Brief:
All of the data needs to be repeated exactly.

[Dataset records]
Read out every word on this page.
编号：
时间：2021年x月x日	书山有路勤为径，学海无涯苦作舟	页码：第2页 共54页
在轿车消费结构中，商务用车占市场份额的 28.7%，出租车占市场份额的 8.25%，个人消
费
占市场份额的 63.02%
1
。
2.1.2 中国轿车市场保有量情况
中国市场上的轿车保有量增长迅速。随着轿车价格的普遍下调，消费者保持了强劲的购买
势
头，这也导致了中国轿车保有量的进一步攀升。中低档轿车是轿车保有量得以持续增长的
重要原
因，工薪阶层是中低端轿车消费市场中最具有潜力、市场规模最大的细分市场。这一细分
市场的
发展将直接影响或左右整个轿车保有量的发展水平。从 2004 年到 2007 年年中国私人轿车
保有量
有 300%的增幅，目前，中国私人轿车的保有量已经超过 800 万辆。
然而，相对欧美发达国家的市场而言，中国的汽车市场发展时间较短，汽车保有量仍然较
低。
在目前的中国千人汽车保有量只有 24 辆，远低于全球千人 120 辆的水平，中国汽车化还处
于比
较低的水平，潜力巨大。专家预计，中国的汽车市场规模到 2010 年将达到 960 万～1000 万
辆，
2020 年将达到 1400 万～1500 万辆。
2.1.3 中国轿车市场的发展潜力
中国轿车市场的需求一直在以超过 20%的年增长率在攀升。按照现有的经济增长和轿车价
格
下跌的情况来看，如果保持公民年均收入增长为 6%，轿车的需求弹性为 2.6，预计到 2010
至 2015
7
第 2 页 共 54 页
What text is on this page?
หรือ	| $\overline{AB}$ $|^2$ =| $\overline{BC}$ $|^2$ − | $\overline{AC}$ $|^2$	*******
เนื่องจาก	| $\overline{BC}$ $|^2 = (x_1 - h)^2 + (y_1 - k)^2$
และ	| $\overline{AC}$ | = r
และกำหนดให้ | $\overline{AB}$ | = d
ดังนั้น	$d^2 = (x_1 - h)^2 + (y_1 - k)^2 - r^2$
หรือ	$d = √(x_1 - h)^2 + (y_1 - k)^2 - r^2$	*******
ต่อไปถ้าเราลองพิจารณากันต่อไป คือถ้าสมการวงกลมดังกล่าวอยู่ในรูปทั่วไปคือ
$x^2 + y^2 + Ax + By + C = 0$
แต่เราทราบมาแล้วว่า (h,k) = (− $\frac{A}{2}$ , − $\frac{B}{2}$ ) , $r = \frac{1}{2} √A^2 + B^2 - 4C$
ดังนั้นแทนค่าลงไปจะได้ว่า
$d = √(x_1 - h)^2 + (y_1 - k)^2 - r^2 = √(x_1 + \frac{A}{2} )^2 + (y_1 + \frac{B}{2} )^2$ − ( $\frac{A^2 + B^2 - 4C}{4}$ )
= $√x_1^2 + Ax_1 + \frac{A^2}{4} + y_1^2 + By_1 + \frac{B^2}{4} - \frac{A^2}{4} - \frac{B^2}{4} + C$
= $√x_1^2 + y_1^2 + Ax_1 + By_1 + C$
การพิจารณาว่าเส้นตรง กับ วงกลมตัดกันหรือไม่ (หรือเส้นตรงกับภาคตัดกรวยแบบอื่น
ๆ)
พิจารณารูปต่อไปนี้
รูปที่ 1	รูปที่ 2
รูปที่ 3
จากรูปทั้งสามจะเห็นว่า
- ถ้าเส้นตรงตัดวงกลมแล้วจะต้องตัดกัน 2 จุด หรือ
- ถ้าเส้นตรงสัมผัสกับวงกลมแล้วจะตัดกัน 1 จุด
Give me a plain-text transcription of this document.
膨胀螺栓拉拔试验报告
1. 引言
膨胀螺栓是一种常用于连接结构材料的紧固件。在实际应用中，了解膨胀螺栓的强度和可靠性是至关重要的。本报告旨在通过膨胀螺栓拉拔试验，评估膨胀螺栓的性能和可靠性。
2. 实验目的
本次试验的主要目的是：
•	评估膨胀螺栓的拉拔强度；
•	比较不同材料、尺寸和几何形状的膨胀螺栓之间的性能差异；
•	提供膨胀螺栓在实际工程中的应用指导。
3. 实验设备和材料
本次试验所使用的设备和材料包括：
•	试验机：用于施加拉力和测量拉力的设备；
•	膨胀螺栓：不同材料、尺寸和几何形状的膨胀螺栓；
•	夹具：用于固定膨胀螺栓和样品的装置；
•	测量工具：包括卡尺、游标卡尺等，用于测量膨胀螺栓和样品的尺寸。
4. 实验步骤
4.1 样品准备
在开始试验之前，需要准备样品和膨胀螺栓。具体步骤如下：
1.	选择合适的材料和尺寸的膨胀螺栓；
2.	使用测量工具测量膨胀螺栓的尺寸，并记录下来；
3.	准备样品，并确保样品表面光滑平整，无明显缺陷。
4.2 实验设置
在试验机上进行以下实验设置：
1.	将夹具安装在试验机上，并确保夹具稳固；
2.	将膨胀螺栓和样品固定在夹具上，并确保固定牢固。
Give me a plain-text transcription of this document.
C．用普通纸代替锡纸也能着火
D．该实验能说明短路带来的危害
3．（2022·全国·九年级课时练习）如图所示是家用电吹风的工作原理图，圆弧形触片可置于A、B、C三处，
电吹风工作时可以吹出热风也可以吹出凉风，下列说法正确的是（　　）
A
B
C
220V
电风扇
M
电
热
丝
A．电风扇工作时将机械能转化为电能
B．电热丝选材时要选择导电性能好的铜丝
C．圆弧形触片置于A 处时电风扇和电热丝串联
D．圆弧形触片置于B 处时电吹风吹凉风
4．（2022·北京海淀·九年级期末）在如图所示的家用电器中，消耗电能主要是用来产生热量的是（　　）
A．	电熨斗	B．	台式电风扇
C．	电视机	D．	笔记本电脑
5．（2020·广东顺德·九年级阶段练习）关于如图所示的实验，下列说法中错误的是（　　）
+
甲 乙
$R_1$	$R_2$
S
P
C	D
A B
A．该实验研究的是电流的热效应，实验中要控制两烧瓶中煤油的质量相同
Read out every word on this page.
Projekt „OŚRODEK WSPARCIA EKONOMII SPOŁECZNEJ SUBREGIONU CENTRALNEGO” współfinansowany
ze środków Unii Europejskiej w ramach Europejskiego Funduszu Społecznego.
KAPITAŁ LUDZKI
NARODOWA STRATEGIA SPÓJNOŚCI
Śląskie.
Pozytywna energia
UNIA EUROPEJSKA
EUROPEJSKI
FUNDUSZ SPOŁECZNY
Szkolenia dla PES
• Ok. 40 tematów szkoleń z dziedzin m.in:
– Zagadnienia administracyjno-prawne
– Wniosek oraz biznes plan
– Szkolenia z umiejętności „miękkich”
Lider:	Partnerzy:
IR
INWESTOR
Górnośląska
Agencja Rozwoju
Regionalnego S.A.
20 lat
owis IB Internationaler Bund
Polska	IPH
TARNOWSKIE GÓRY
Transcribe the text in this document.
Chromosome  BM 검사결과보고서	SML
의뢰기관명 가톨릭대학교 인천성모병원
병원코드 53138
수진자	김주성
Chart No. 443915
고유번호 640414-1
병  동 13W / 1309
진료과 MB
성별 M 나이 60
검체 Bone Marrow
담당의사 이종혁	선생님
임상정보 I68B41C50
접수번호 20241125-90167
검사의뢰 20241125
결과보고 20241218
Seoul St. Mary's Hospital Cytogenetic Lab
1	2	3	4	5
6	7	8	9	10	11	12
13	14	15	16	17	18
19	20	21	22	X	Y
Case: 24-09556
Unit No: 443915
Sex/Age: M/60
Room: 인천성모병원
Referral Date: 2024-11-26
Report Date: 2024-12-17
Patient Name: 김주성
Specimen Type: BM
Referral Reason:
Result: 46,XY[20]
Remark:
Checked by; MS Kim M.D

Solution for this exercise:
Read out every word on this page.
编号：
时间：2021年x月x日	书山有路勤为径，学海无涯苦作舟	页码：第2页 共54页
在轿车消费结构中，商务用车占市场份额的 28.7%，出租车占市场份额的 8.25%，个人消
费
占市场份额的 63.02%
1
。
2.1.2 中国轿车市场保有量情况
中国市场上的轿车保有量增长迅速。随着轿车价格的普遍下调，消费者保持了强劲的购买
势
头，这也导致了中国轿车保有量的进一步攀升。中低档轿车是轿车保有量得以持续增长的
重要原
因，工薪阶层是中低端轿车消费市场中最具有潜力、市场规模最大的细分市场。这一细分
市场的
发展将直接影响或左右整个轿车保有量的发展水平。从 2004 年到 2007 年年中国私人轿车
保有量
有 300%的增幅，目前，中国私人轿车的保有量已经超过 800 万辆。
然而，相对欧美发达国家的市场而言，中国的汽车市场发展时间较短，汽车保有量仍然较
低。
在目前的中国千人汽车保有量只有 24 辆，远低于全球千人 120 辆的水平，中国汽车化还处
于比
较低的水平，潜力巨大。专家预计，中国的汽车市场规模到 2010 年将达到 960 万～1000 万
辆，
2020 年将达到 1400 万～1500 万辆。
2.1.3 中国轿车市场的发展潜力
中国轿车市场的需求一直在以超过 20%的年增长率在攀升。按照现有的经济增长和轿车价
格
下跌的情况来看，如果保持公民年均收入增长为 6%，轿车的需求弹性为 2.6，预计到 2010
至 2015
7
第 2 页 共 54 页
What text is on this page?
หรือ	| $\overline{AB}$ $|^2$ =| $\overline{BC}$ $|^2$ − | $\overline{AC}$ $|^2$	*******
เนื่องจาก	| $\overline{BC}$ $|^2 = (x_1 - h)^2 + (y_1 - k)^2$
และ	| $\overline{AC}$ | = r
และกำหนดให้ | $\overline{AB}$ | = d
ดังนั้น	$d^2 = (x_1 - h)^2 + (y_1 - k)^2 - r^2$
หรือ	$d = √(x_1 - h)^2 + (y_1 - k)^2 - r^2$	*******
ต่อไปถ้าเราลองพิจารณากันต่อไป คือถ้าสมการวงกลมดังกล่าวอยู่ในรูปทั่วไปคือ
$x^2 + y^2 + Ax + By + C = 0$
แต่เราทราบมาแล้วว่า (h,k) = (− $\frac{A}{2}$ , − $\frac{B}{2}$ ) , $r = \frac{1}{2} √A^2 + B^2 - 4C$
ดังนั้นแทนค่าลงไปจะได้ว่า
$d = √(x_1 - h)^2 + (y_1 - k)^2 - r^2 = √(x_1 + \frac{A}{2} )^2 + (y_1 + \frac{B}{2} )^2$ − ( $\frac{A^2 + B^2 - 4C}{4}$ )
= $√x_1^2 + Ax_1 + \frac{A^2}{4} + y_1^2 + By_1 + \frac{B^2}{4} - \frac{A^2}{4} - \frac{B^2}{4} + C$
= $√x_1^2 + y_1^2 + Ax_1 + By_1 + C$
การพิจารณาว่าเส้นตรง กับ วงกลมตัดกันหรือไม่ (หรือเส้นตรงกับภาคตัดกรวยแบบอื่น
ๆ)
พิจารณารูปต่อไปนี้
รูปที่ 1	รูปที่ 2
รูปที่ 3
จากรูปทั้งสามจะเห็นว่า
- ถ้าเส้นตรงตัดวงกลมแล้วจะต้องตัดกัน 2 จุด หรือ
- ถ้าเส้นตรงสัมผัสกับวงกลมแล้วจะตัดกัน 1 จุด
Give me a plain-text transcription of this document.
膨胀螺栓拉拔试验报告
1. 引言
膨胀螺栓是一种常用于连接结构材料的紧固件。在实际应用中，了解膨胀螺栓的强度和可靠性是至关重要的。本报告旨在通过膨胀螺栓拉拔试验，评估膨胀螺栓的性能和可靠性。
2. 实验目的
本次试验的主要目的是：
•	评估膨胀螺栓的拉拔强度；
•	比较不同材料、尺寸和几何形状的膨胀螺栓之间的性能差异；
•	提供膨胀螺栓在实际工程中的应用指导。
3. 实验设备和材料
本次试验所使用的设备和材料包括：
•	试验机：用于施加拉力和测量拉力的设备；
•	膨胀螺栓：不同材料、尺寸和几何形状的膨胀螺栓；
•	夹具：用于固定膨胀螺栓和样品的装置；
•	测量工具：包括卡尺、游标卡尺等，用于测量膨胀螺栓和样品的尺寸。
4. 实验步骤
4.1 样品准备
在开始试验之前，需要准备样品和膨胀螺栓。具体步骤如下：
1.	选择合适的材料和尺寸的膨胀螺栓；
2.	使用测量工具测量膨胀螺栓的尺寸，并记录下来；
3.	准备样品，并确保样品表面光滑平整，无明显缺陷。
4.2 实验设置
在试验机上进行以下实验设置：
1.	将夹具安装在试验机上，并确保夹具稳固；
2.	将膨胀螺栓和样品固定在夹具上，并确保固定牢固。
Give me a plain-text transcription of this document.
C．用普通纸代替锡纸也能着火
D．该实验能说明短路带来的危害
3．（2022·全国·九年级课时练习）如图所示是家用电吹风的工作原理图，圆弧形触片可置于A、B、C三处，
电吹风工作时可以吹出热风也可以吹出凉风，下列说法正确的是（　　）
A
B
C
220V
电风扇
M
电
热
丝
A．电风扇工作时将机械能转化为电能
B．电热丝选材时要选择导电性能好的铜丝
C．圆弧形触片置于A 处时电风扇和电热丝串联
D．圆弧形触片置于B 处时电吹风吹凉风
4．（2022·北京海淀·九年级期末）在如图所示的家用电器中，消耗电能主要是用来产生热量的是（　　）
A．	电熨斗	B．	台式电风扇
C．	电视机	D．	笔记本电脑
5．（2020·广东顺德·九年级阶段练习）关于如图所示的实验，下列说法中错误的是（　　）
+
甲 乙
$R_1$	$R_2$
S
P
C	D
A B
A．该实验研究的是电流的热效应，实验中要控制两烧瓶中煤油的质量相同
Read out every word on this page.
Projekt „OŚRODEK WSPARCIA EKONOMII SPOŁECZNEJ SUBREGIONU CENTRALNEGO” współfinansowany
ze środków Unii Europejskiej w ramach Europejskiego Funduszu Społecznego.
KAPITAŁ LUDZKI
NARODOWA STRATEGIA SPÓJNOŚCI
Śląskie.
Pozytywna energia
UNIA EUROPEJSKA
EUROPEJSKI
FUNDUSZ SPOŁECZNY
Szkolenia dla PES
• Ok. 40 tematów szkoleń z dziedzin m.in:
– Zagadnienia administracyjno-prawne
– Wniosek oraz biznes plan
– Szkolenia z umiejętności „miękkich”
Lider:	Partnerzy:
IR
INWESTOR
Górnośląska
Agencja Rozwoju
Regionalnego S.A.
20 lat
owis IB Internationaler Bund
Polska	IPH
TARNOWSKIE GÓRY
Transcribe the text in this document.
Chromosome  BM 검사결과보고서	SML
의뢰기관명 가톨릭대학교 인천성모병원
병원코드 53138
수진자	김주성
Chart No. 443915
고유번호 640414-1
병  동 13W / 1309
진료과 MB
성별 M 나이 60
검체 Bone Marrow
담당의사 이종혁	선생님
임상정보 I68B41C50
접수번호 20241125-90167
검사의뢰 20241125
결과보고 20241218
Seoul St. Mary's Hospital Cytogenetic Lab
1	2	3	4	5
6	7	8	9	10	11	12
13	14	15	16	17	18
19	20	21	22	X	Y
Case: 24-09556
Unit No: 443915
Sex/Age: M/60
Room: 인천성모병원
Referral Date: 2024-11-26
Report Date: 2024-12-17
Patient Name: 김주성
Specimen Type: BM
Referral Reason:
Result: 46,XY[20]
Remark:
Checked by; MS Kim M.D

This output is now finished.